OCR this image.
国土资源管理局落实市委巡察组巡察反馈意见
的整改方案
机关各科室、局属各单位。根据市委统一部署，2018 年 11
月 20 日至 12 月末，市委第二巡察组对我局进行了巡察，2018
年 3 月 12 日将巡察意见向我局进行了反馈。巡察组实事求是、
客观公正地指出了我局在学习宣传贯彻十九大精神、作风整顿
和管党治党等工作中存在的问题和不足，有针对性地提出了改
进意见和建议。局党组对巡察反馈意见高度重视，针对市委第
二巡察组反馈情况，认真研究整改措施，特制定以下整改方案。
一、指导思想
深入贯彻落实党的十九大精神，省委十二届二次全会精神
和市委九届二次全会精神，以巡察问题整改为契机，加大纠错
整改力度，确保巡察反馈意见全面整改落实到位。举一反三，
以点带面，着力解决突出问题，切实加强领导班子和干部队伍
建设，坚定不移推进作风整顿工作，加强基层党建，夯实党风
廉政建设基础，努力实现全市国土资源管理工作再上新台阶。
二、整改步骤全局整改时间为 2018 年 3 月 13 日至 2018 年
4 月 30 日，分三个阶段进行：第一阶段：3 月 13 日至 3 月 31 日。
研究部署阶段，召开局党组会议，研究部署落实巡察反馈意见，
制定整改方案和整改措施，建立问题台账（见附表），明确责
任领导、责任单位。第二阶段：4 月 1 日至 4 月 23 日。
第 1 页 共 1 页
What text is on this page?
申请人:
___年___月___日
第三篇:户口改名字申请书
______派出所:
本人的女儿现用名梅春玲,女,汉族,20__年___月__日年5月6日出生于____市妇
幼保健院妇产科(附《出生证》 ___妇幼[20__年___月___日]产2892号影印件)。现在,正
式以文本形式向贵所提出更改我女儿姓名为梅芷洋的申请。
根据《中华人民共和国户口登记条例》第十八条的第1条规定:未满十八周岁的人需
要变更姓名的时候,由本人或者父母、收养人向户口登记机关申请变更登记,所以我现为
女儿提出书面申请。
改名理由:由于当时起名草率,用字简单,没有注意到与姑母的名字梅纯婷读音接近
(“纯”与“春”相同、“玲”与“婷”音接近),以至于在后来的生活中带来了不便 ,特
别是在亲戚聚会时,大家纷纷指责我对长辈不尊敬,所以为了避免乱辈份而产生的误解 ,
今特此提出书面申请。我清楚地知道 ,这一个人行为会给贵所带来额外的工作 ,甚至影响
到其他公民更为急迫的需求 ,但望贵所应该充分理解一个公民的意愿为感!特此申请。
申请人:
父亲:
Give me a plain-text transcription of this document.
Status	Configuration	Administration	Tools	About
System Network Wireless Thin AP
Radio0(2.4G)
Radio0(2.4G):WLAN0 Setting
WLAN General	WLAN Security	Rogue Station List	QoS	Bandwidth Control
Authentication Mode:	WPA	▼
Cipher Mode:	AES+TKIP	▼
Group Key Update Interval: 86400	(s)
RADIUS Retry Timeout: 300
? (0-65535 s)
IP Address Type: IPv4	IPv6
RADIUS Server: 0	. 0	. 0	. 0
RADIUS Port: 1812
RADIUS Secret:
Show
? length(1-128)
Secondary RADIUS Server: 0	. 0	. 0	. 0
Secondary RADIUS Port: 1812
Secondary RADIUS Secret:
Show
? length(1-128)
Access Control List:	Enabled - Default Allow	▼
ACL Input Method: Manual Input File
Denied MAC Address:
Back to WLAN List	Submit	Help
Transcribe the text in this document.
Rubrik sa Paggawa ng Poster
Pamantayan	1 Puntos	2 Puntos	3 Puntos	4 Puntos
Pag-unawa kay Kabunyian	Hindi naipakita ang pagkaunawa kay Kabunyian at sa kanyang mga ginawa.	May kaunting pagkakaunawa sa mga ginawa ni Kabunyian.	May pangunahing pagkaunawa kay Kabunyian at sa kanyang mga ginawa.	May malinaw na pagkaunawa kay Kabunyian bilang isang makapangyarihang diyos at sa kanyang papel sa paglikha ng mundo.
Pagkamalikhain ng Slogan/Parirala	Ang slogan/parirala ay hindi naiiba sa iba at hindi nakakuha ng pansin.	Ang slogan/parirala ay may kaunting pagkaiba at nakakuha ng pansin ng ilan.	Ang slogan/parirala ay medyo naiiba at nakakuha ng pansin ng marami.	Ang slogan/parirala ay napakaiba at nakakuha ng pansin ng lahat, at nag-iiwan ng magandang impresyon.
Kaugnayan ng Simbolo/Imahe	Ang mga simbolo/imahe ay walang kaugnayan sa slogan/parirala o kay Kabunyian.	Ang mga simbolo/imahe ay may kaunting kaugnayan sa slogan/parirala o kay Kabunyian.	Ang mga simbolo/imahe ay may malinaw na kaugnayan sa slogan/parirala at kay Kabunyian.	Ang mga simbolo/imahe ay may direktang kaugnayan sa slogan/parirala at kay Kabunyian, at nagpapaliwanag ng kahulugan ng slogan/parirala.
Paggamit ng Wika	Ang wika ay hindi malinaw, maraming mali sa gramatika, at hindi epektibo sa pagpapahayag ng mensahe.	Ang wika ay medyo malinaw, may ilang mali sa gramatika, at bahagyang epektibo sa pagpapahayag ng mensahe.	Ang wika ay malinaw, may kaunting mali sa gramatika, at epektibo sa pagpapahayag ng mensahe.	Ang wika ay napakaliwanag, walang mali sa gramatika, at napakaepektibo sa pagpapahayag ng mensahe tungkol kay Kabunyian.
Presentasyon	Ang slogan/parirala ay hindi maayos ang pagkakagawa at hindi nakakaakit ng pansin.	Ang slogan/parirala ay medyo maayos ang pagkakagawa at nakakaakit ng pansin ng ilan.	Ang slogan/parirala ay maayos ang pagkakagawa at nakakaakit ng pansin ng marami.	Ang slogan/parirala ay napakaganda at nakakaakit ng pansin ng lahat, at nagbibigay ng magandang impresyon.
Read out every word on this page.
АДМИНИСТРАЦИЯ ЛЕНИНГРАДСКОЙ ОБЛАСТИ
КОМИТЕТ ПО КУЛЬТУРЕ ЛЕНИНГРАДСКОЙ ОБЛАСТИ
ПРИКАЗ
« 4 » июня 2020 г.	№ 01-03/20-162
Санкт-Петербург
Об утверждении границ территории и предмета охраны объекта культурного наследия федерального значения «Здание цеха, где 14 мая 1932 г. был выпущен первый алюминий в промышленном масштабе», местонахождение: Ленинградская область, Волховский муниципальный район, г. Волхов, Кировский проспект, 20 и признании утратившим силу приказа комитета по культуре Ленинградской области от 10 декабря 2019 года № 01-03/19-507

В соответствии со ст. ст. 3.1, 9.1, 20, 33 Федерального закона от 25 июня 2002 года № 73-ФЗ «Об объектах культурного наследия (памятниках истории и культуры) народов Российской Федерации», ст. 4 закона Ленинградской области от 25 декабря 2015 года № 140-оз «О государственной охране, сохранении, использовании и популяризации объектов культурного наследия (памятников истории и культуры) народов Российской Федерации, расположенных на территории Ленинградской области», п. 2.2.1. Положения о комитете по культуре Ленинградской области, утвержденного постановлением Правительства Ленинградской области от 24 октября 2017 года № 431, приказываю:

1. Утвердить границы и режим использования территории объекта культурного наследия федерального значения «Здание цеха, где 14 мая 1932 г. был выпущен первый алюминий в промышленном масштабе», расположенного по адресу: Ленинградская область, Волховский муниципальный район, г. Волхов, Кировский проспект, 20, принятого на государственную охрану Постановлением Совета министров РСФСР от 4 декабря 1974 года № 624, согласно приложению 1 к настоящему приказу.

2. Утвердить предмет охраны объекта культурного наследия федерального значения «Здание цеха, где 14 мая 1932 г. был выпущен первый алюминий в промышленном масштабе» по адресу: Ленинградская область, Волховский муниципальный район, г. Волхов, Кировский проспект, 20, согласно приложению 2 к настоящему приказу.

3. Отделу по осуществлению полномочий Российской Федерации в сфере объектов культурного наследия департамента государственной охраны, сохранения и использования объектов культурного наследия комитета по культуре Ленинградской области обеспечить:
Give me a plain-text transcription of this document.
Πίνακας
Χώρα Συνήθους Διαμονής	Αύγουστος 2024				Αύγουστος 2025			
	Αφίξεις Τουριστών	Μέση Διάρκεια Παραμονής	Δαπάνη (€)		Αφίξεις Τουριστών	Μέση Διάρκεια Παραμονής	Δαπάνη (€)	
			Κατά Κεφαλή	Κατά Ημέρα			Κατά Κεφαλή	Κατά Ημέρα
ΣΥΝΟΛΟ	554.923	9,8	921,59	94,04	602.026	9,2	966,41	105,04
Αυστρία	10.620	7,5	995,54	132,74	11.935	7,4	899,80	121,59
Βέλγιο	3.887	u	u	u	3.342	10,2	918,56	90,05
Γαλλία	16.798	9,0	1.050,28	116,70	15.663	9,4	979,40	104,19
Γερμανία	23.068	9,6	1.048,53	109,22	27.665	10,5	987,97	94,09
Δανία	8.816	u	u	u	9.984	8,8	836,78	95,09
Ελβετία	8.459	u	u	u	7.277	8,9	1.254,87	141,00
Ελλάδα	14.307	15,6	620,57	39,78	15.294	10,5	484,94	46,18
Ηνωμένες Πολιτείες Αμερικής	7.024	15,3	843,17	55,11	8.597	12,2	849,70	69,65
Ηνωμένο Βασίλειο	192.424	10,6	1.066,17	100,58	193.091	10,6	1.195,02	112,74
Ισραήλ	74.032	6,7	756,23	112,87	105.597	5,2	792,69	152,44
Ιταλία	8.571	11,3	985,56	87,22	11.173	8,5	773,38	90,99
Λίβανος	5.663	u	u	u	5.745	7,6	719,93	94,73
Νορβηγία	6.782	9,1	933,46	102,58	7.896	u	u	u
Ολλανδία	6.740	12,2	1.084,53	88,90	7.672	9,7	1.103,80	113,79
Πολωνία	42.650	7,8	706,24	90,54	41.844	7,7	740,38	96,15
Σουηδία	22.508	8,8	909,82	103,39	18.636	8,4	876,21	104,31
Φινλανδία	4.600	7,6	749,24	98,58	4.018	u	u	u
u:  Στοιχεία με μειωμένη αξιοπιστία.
++++
◆ YOUR GOAL: Show all lines from the listing above in which "приказу" appears.

◆ RIGHT ANSWER:
1. Утвердить границы и режим использования территории объекта культурного наследия федерального значения «Здание цеха, где 14 мая 1932 г. был выпущен первый алюминий в промышленном масштабе», расположенного по адресу: Ленинградская область, Волховский муниципальный район, г. Волхов, Кировский проспект, 20, принятого на государственную охрану Постановлением Совета министров РСФСР от 4 декабря 1974 года № 624, согласно приложению 1 к настоящему приказу.
2. Утвердить предмет охраны объекта культурного наследия федерального значения «Здание цеха, где 14 мая 1932 г. был выпущен первый алюминий в промышленном масштабе» по адресу: Ленинградская область, Волховский муниципальный район, г. Волхов, Кировский проспект, 20, согласно приложению 2 к настоящему приказу.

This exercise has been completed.